__Problem description__: In the following material, identify every line holding the string "personalized" and return it.

**** Data to process ****

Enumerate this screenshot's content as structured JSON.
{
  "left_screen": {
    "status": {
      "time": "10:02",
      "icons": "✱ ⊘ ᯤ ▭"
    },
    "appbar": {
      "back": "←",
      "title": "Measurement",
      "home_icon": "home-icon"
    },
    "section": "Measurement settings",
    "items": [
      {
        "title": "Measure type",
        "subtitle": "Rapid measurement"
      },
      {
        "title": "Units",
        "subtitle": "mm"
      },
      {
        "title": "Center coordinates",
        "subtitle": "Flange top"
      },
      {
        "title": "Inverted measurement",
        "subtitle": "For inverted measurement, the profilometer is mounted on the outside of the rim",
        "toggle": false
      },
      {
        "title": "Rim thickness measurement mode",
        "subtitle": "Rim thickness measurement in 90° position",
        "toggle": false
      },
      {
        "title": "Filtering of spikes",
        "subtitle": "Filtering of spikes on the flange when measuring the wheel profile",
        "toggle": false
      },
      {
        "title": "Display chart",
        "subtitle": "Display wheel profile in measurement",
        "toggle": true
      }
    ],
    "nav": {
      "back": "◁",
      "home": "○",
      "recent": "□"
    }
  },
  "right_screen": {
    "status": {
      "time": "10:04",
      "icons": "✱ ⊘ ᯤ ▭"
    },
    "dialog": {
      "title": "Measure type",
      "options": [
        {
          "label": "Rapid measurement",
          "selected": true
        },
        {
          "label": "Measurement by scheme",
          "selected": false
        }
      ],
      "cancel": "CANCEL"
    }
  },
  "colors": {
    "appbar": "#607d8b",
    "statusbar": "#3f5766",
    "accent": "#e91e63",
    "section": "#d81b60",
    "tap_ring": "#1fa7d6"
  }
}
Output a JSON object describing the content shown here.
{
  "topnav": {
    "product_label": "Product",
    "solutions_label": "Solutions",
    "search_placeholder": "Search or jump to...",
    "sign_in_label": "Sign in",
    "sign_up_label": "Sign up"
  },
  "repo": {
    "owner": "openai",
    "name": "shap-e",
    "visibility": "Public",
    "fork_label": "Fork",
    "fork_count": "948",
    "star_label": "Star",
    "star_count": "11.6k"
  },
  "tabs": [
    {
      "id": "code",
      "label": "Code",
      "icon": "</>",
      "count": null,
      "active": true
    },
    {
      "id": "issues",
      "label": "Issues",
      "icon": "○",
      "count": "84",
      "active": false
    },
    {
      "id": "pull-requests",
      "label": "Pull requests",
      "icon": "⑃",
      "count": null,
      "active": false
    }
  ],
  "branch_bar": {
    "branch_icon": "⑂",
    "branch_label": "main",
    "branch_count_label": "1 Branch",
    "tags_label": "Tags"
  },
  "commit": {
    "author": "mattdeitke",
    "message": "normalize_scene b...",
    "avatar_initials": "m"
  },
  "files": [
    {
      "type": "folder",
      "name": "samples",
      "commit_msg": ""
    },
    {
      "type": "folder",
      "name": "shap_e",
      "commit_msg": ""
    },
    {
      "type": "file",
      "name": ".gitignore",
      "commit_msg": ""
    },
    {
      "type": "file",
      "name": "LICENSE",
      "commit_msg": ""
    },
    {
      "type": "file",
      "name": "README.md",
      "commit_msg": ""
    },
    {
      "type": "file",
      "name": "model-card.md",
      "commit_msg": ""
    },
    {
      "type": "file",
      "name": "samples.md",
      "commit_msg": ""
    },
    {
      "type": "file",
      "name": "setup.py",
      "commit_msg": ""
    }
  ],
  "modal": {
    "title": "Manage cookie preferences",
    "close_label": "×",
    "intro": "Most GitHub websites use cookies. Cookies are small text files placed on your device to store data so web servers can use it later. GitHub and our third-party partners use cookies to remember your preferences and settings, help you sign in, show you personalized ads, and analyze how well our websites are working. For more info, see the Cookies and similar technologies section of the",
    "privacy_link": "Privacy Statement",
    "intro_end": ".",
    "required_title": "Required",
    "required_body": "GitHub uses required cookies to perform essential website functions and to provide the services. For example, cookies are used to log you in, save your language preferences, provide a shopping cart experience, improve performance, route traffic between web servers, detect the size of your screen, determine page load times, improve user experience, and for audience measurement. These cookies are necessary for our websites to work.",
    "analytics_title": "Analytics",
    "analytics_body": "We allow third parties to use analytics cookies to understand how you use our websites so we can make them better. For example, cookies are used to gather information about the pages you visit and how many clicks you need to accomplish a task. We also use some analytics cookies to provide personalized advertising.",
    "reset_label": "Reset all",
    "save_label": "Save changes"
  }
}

****

__Complete response__:
    "intro": "Most GitHub websites use cookies. Cookies are small text files placed on your device to store data so web servers can use it later. GitHub and our third-party partners use cookies to remember your preferences and settings, help you sign in, show you personalized ads, and analyze how well our websites are working. For more info, see the Cookies and similar technologies section of the",
    "analytics_body": "We allow third parties to use analytics cookies to understand how you use our websites so we can make them better. For example, cookies are used to gather information about the pages you visit and how many clicks you need to accomplish a task. We also use some analytics cookies to provide personalized advertising.",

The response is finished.